# Given data start
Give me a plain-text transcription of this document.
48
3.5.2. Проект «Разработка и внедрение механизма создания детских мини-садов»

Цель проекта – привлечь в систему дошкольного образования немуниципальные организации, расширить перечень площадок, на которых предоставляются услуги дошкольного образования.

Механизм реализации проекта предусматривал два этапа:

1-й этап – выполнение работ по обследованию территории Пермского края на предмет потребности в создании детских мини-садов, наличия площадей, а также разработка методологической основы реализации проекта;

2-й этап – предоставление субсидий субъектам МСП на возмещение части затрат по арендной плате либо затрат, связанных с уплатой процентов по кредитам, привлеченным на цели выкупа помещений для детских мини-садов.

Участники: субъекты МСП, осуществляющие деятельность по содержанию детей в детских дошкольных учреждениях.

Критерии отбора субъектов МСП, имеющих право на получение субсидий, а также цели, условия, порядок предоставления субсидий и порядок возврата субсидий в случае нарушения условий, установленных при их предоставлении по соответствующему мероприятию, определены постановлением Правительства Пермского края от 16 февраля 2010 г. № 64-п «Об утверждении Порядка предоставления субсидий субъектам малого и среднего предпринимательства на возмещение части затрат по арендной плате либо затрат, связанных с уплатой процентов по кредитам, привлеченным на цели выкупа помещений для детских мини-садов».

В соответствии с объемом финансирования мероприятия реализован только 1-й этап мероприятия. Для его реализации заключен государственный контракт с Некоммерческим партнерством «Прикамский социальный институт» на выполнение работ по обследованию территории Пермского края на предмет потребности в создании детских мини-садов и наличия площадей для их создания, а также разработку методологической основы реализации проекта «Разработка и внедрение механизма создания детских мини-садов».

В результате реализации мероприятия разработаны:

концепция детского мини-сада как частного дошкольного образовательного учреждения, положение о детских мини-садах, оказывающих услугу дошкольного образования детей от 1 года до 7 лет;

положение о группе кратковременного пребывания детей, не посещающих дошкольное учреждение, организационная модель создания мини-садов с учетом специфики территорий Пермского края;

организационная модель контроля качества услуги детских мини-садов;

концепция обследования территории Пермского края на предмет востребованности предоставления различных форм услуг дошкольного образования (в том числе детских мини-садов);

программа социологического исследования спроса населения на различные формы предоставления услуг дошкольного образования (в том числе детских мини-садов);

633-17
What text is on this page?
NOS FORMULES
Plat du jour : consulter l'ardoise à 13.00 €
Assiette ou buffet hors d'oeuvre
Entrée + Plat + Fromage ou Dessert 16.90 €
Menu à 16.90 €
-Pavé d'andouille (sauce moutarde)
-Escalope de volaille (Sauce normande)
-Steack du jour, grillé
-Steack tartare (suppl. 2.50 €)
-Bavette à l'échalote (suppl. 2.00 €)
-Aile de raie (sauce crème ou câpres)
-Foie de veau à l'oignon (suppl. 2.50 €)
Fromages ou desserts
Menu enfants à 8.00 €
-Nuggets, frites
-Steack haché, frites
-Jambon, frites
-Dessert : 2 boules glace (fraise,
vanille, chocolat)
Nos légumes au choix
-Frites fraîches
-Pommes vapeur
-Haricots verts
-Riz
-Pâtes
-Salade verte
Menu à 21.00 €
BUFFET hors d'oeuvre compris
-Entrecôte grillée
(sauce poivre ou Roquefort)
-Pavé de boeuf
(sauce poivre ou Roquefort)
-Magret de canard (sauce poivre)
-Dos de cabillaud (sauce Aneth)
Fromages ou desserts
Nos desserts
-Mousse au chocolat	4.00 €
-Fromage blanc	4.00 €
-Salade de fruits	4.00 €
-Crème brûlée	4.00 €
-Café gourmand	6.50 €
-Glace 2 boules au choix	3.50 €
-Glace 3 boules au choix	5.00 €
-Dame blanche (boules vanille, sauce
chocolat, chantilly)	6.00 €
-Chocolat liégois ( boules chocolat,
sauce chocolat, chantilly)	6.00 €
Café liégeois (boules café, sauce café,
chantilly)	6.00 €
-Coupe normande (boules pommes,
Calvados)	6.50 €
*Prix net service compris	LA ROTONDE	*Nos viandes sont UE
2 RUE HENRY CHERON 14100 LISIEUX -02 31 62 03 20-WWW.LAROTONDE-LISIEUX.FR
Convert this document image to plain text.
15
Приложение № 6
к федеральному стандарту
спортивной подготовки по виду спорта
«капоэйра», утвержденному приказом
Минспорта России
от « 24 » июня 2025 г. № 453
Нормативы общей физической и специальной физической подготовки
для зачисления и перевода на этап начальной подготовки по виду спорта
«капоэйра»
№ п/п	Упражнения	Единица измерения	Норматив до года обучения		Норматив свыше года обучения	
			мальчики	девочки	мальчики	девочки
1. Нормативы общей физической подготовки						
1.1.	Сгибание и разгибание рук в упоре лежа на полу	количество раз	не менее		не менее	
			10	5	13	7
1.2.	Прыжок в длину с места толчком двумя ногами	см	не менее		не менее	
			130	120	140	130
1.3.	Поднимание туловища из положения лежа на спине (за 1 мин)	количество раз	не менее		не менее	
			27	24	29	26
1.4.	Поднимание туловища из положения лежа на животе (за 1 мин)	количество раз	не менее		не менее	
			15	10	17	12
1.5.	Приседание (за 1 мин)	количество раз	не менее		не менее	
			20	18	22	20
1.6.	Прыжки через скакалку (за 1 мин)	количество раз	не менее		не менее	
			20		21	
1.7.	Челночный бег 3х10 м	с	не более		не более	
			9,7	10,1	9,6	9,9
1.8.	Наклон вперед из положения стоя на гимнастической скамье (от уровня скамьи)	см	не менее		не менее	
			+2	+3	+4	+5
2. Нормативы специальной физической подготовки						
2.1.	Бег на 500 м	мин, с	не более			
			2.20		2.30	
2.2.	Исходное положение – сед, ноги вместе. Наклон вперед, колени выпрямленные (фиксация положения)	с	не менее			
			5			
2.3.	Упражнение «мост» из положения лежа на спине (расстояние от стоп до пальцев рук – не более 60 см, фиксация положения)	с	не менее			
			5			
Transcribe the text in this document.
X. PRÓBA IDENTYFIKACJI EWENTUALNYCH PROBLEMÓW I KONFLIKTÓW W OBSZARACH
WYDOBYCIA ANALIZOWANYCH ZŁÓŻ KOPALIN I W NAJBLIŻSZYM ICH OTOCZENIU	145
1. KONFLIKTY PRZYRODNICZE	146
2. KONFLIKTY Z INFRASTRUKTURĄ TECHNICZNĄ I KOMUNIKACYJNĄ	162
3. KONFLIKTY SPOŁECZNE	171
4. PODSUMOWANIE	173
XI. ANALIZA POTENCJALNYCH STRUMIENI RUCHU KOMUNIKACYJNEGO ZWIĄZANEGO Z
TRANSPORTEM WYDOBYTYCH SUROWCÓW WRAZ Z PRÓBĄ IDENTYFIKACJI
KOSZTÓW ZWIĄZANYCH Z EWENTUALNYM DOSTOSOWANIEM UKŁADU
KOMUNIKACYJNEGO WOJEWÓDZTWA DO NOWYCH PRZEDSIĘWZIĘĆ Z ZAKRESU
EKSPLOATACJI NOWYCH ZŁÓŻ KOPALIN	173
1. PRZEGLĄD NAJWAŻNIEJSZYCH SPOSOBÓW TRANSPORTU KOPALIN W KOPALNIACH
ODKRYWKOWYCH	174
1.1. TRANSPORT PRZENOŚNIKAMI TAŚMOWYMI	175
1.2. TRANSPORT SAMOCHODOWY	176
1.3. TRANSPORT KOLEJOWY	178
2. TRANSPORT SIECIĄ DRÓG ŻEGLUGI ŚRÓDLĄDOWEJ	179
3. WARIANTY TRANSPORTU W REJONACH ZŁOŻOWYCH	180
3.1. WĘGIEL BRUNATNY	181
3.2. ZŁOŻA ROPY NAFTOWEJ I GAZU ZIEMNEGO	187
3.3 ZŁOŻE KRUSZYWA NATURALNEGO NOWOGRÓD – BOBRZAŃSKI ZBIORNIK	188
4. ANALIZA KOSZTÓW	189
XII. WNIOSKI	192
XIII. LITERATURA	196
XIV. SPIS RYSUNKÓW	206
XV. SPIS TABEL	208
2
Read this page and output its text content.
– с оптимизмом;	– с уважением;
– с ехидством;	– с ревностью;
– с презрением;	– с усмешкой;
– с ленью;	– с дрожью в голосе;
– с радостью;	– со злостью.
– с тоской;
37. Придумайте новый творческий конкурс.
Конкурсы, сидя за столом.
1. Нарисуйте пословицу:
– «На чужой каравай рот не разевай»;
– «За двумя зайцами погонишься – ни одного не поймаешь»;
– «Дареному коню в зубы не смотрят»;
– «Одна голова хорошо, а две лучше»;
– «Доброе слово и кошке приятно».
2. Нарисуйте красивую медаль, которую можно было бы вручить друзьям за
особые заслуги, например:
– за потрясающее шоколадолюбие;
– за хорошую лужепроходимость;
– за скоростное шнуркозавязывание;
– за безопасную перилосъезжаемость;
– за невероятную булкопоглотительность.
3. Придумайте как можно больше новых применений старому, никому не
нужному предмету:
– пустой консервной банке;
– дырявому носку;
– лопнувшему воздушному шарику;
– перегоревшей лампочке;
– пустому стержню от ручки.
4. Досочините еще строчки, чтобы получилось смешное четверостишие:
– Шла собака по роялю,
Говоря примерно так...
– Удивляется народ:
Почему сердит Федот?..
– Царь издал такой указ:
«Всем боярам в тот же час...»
# Given data end
Exercise ->
Copy out each line of the listing that holds "виду".

Exercise solution ->
спортивной подготовки по виду спорта
для зачисления и перевода на этап начальной подготовки по виду спорта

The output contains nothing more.